▶ **Requirement**
Copy every line from the material below that holds "true".

+++ Data rows +++

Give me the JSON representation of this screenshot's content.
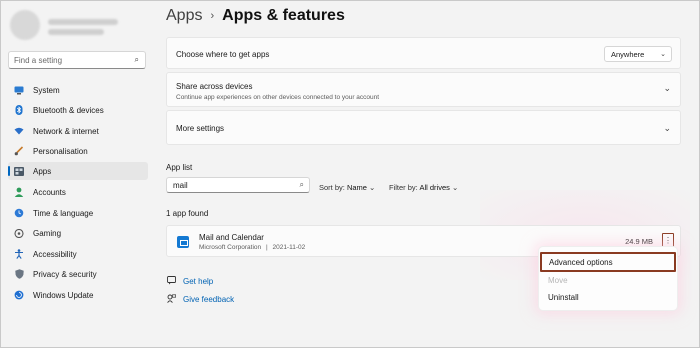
{
  "sidebar": {
    "search_placeholder": "Find a setting",
    "search_icon": "search-icon",
    "items": [
      {
        "label": "System",
        "icon": "monitor-icon"
      },
      {
        "label": "Bluetooth & devices",
        "icon": "bluetooth-icon"
      },
      {
        "label": "Network & internet",
        "icon": "wifi-icon"
      },
      {
        "label": "Personalisation",
        "icon": "brush-icon"
      },
      {
        "label": "Apps",
        "icon": "apps-icon",
        "active": true
      },
      {
        "label": "Accounts",
        "icon": "person-icon"
      },
      {
        "label": "Time & language",
        "icon": "globe-clock-icon"
      },
      {
        "label": "Gaming",
        "icon": "gamepad-icon"
      },
      {
        "label": "Accessibility",
        "icon": "accessibility-icon"
      },
      {
        "label": "Privacy & security",
        "icon": "shield-icon"
      },
      {
        "label": "Windows Update",
        "icon": "update-icon"
      }
    ]
  },
  "breadcrumb": {
    "parent": "Apps",
    "separator": "›",
    "current": "Apps & features"
  },
  "cards": {
    "where": {
      "title": "Choose where to get apps",
      "dropdown_value": "Anywhere"
    },
    "share": {
      "title": "Share across devices",
      "subtitle": "Continue app experiences on other devices connected to your account"
    },
    "more": {
      "title": "More settings"
    }
  },
  "app_list": {
    "label": "App list",
    "search_value": "mail",
    "sort_label": "Sort by:",
    "sort_value": "Name",
    "filter_label": "Filter by:",
    "filter_value": "All drives",
    "count_text": "1 app found"
  },
  "app": {
    "name": "Mail and Calendar",
    "publisher": "Microsoft Corporation",
    "separator": "|",
    "date": "2021-11-02",
    "size": "24.9 MB"
  },
  "context_menu": {
    "items": [
      {
        "label": "Advanced options",
        "enabled": true,
        "highlighted": true
      },
      {
        "label": "Move",
        "enabled": false
      },
      {
        "label": "Uninstall",
        "enabled": true
      }
    ]
  },
  "links": {
    "help": "Get help",
    "feedback": "Give feedback"
  },
  "colors": {
    "accent": "#0067c0",
    "link": "#0062b3",
    "highlight_border": "#8a3a21"
  }
}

+++

▶ **Solution below**
        "active": true
        "enabled": true,
        "highlighted": true
        "enabled": true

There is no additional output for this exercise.